Your task is to output all the records below, word for word.

-- Begin DATA LINES --

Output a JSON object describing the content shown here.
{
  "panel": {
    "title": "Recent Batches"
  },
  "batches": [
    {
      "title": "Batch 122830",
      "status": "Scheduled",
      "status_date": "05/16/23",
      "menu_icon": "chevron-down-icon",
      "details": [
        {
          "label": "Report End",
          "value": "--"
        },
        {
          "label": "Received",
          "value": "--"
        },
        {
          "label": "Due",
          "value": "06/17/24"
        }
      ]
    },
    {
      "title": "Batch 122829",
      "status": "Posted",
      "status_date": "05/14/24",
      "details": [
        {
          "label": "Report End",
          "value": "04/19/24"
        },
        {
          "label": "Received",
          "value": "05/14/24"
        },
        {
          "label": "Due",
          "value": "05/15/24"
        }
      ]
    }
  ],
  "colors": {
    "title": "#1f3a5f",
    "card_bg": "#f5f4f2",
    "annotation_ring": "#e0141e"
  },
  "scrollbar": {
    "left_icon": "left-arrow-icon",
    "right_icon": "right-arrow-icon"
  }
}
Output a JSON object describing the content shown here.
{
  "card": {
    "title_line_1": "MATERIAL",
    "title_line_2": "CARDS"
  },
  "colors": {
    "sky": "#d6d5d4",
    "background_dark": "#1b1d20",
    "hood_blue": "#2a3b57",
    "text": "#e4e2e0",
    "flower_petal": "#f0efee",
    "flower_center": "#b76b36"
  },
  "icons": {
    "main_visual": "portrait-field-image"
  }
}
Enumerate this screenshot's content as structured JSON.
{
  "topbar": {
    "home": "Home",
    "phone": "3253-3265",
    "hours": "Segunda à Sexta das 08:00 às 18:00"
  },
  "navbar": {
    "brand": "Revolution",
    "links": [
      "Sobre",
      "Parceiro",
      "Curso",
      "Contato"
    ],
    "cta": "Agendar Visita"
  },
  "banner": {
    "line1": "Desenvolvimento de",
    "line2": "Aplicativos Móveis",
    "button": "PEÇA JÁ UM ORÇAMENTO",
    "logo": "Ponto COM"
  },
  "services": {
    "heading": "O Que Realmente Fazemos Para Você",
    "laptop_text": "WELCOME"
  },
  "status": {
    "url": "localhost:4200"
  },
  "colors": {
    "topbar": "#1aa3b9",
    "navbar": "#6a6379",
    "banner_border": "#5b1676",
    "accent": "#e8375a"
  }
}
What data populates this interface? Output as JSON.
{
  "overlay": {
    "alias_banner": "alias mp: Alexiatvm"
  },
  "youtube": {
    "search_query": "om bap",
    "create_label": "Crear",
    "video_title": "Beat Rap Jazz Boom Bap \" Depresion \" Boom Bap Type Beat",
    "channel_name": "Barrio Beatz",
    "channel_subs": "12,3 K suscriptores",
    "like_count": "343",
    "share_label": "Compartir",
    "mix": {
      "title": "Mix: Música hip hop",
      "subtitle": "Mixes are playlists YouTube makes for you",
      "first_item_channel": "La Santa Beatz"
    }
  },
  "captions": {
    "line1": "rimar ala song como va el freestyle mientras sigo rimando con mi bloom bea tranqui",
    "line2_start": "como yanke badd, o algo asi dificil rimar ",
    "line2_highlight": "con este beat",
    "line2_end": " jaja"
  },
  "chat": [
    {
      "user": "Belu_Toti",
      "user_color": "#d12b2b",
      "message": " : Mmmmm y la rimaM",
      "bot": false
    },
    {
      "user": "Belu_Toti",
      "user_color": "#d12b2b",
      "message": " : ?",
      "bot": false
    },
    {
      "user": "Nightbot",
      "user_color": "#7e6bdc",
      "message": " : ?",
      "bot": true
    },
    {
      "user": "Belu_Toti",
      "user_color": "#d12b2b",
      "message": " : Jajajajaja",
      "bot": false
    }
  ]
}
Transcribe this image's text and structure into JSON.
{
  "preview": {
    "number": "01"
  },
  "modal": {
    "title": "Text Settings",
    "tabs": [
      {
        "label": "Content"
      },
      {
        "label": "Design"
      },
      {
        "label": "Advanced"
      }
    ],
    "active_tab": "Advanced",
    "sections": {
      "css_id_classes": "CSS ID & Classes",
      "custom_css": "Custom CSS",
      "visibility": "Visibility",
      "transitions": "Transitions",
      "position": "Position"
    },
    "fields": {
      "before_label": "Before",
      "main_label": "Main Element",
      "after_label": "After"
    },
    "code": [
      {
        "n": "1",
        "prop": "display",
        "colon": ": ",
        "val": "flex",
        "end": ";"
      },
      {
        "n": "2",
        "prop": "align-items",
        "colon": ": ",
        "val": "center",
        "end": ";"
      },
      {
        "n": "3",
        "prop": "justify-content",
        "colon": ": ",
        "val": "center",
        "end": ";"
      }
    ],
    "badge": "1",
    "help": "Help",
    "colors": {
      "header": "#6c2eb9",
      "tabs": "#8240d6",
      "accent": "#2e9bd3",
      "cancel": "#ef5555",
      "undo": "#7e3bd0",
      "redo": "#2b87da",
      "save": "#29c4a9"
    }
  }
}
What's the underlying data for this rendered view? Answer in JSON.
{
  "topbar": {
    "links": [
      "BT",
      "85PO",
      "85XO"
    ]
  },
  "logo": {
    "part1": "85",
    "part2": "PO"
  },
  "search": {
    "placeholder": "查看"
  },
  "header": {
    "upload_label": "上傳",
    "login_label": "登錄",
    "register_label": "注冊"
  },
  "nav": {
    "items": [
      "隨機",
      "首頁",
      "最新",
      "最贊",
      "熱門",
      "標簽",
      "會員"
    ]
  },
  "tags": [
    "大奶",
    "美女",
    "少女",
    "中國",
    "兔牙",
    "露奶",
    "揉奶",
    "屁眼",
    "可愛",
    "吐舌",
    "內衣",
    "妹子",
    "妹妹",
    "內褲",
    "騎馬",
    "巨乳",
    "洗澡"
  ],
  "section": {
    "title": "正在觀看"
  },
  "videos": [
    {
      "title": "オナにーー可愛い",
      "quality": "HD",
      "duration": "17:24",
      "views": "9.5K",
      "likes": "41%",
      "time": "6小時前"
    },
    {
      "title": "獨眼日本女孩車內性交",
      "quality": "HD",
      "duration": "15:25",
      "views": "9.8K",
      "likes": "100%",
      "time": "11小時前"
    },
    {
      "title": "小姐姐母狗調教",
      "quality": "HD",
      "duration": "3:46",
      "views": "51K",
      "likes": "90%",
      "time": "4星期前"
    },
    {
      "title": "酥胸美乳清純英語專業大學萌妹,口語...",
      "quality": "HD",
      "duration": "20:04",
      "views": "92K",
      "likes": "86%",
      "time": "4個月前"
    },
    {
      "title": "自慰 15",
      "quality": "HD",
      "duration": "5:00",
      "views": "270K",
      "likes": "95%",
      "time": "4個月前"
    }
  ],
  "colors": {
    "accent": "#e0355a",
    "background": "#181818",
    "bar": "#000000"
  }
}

-- End DATA LINES --

**EXPECTED ANSWER:**
Output a JSON object describing the content shown here.
{
  "panel": {
    "title": "Recent Batches"
  },
  "batches": [
    {
      "title": "Batch 122830",
      "status": "Scheduled",
      "status_date": "05/16/23",
      "menu_icon": "chevron-down-icon",
      "details": [
        {
          "label": "Report End",
          "value": "--"
        },
        {
          "label": "Received",
          "value": "--"
        },
        {
          "label": "Due",
          "value": "06/17/24"
        }
      ]
    },
    {
      "title": "Batch 122829",
      "status": "Posted",
      "status_date": "05/14/24",
      "details": [
        {
          "label": "Report End",
          "value": "04/19/24"
        },
        {
          "label": "Received",
          "value": "05/14/24"
        },
        {
          "label": "Due",
          "value": "05/15/24"
        }
      ]
    }
  ],
  "colors": {
    "title": "#1f3a5f",
    "card_bg": "#f5f4f2",
    "annotation_ring": "#e0141e"
  },
  "scrollbar": {
    "left_icon": "left-arrow-icon",
    "right_icon": "right-arrow-icon"
  }
}
Output a JSON object describing the content shown here.
{
  "card": {
    "title_line_1": "MATERIAL",
    "title_line_2": "CARDS"
  },
  "colors": {
    "sky": "#d6d5d4",
    "background_dark": "#1b1d20",
    "hood_blue": "#2a3b57",
    "text": "#e4e2e0",
    "flower_petal": "#f0efee",
    "flower_center": "#b76b36"
  },
  "icons": {
    "main_visual": "portrait-field-image"
  }
}
Enumerate this screenshot's content as structured JSON.
{
  "topbar": {
    "home": "Home",
    "phone": "3253-3265",
    "hours": "Segunda à Sexta das 08:00 às 18:00"
  },
  "navbar": {
    "brand": "Revolution",
    "links": [
      "Sobre",
      "Parceiro",
      "Curso",
      "Contato"
    ],
    "cta": "Agendar Visita"
  },
  "banner": {
    "line1": "Desenvolvimento de",
    "line2": "Aplicativos Móveis",
    "button": "PEÇA JÁ UM ORÇAMENTO",
    "logo": "Ponto COM"
  },
  "services": {
    "heading": "O Que Realmente Fazemos Para Você",
    "laptop_text": "WELCOME"
  },
  "status": {
    "url": "localhost:4200"
  },
  "colors": {
    "topbar": "#1aa3b9",
    "navbar": "#6a6379",
    "banner_border": "#5b1676",
    "accent": "#e8375a"
  }
}
What data populates this interface? Output as JSON.
{
  "overlay": {
    "alias_banner": "alias mp: Alexiatvm"
  },
  "youtube": {
    "search_query": "om bap",
    "create_label": "Crear",
    "video_title": "Beat Rap Jazz Boom Bap \" Depresion \" Boom Bap Type Beat",
    "channel_name": "Barrio Beatz",
    "channel_subs": "12,3 K suscriptores",
    "like_count": "343",
    "share_label": "Compartir",
    "mix": {
      "title": "Mix: Música hip hop",
      "subtitle": "Mixes are playlists YouTube makes for you",
      "first_item_channel": "La Santa Beatz"
    }
  },
  "captions": {
    "line1": "rimar ala song como va el freestyle mientras sigo rimando con mi bloom bea tranqui",
    "line2_start": "como yanke badd, o algo asi dificil rimar ",
    "line2_highlight": "con este beat",
    "line2_end": " jaja"
  },
  "chat": [
    {
      "user": "Belu_Toti",
      "user_color": "#d12b2b",
      "message": " : Mmmmm y la rimaM",
      "bot": false
    },
    {
      "user": "Belu_Toti",
      "user_color": "#d12b2b",
      "message": " : ?",
      "bot": false
    },
    {
      "user": "Nightbot",
      "user_color": "#7e6bdc",
      "message": " : ?",
      "bot": true
    },
    {
      "user": "Belu_Toti",
      "user_color": "#d12b2b",
      "message": " : Jajajajaja",
      "bot": false
    }
  ]
}
Transcribe this image's text and structure into JSON.
{
  "preview": {
    "number": "01"
  },
  "modal": {
    "title": "Text Settings",
    "tabs": [
      {
        "label": "Content"
      },
      {
        "label": "Design"
      },
      {
        "label": "Advanced"
      }
    ],
    "active_tab": "Advanced",
    "sections": {
      "css_id_classes": "CSS ID & Classes",
      "custom_css": "Custom CSS",
      "visibility": "Visibility",
      "transitions": "Transitions",
      "position": "Position"
    },
    "fields": {
      "before_label": "Before",
      "main_label": "Main Element",
      "after_label": "After"
    },
    "code": [
      {
        "n": "1",
        "prop": "display",
        "colon": ": ",
        "val": "flex",
        "end": ";"
      },
      {
        "n": "2",
        "prop": "align-items",
        "colon": ": ",
        "val": "center",
        "end": ";"
      },
      {
        "n": "3",
        "prop": "justify-content",
        "colon": ": ",
        "val": "center",
        "end": ";"
      }
    ],
    "badge": "1",
    "help": "Help",
    "colors": {
      "header": "#6c2eb9",
      "tabs": "#8240d6",
      "accent": "#2e9bd3",
      "cancel": "#ef5555",
      "undo": "#7e3bd0",
      "redo": "#2b87da",
      "save": "#29c4a9"
    }
  }
}
What's the underlying data for this rendered view? Answer in JSON.
{
  "topbar": {
    "links": [
      "BT",
      "85PO",
      "85XO"
    ]
  },
  "logo": {
    "part1": "85",
    "part2": "PO"
  },
  "search": {
    "placeholder": "查看"
  },
  "header": {
    "upload_label": "上傳",
    "login_label": "登錄",
    "register_label": "注冊"
  },
  "nav": {
    "items": [
      "隨機",
      "首頁",
      "最新",
      "最贊",
      "熱門",
      "標簽",
      "會員"
    ]
  },
  "tags": [
    "大奶",
    "美女",
    "少女",
    "中國",
    "兔牙",
    "露奶",
    "揉奶",
    "屁眼",
    "可愛",
    "吐舌",
    "內衣",
    "妹子",
    "妹妹",
    "內褲",
    "騎馬",
    "巨乳",
    "洗澡"
  ],
  "section": {
    "title": "正在觀看"
  },
  "videos": [
    {
      "title": "オナにーー可愛い",
      "quality": "HD",
      "duration": "17:24",
      "views": "9.5K",
      "likes": "41%",
      "time": "6小時前"
    },
    {
      "title": "獨眼日本女孩車內性交",
      "quality": "HD",
      "duration": "15:25",
      "views": "9.8K",
      "likes": "100%",
      "time": "11小時前"
    },
    {
      "title": "小姐姐母狗調教",
      "quality": "HD",
      "duration": "3:46",
      "views": "51K",
      "likes": "90%",
      "time": "4星期前"
    },
    {
      "title": "酥胸美乳清純英語專業大學萌妹,口語...",
      "quality": "HD",
      "duration": "20:04",
      "views": "92K",
      "likes": "86%",
      "time": "4個月前"
    },
    {
      "title": "自慰 15",
      "quality": "HD",
      "duration": "5:00",
      "views": "270K",
      "likes": "95%",
      "time": "4個月前"
    }
  ],
  "colors": {
    "accent": "#e0355a",
    "background": "#181818",
    "bar": "#000000"
  }
}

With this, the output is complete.